RECORD EXCERPTS:
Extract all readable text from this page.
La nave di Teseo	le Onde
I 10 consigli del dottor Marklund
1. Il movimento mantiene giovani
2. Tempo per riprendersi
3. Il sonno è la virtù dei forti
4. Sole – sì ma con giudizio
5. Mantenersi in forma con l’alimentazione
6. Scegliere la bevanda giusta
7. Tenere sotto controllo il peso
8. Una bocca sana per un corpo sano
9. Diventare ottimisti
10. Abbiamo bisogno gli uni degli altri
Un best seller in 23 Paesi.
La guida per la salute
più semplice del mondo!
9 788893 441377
* * *
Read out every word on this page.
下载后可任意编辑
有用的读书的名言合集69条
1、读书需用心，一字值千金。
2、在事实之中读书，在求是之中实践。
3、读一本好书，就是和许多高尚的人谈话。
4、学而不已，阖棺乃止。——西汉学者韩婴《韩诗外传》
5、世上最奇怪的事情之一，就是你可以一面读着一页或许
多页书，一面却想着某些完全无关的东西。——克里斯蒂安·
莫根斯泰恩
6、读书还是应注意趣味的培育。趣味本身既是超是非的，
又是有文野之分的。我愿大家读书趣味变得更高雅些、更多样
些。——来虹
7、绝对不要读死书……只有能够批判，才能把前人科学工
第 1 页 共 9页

WORK INSTRUCTIONS: Every line that holds the word "this" counts once; state the total number of such lines and nothing else.

REPLY: 2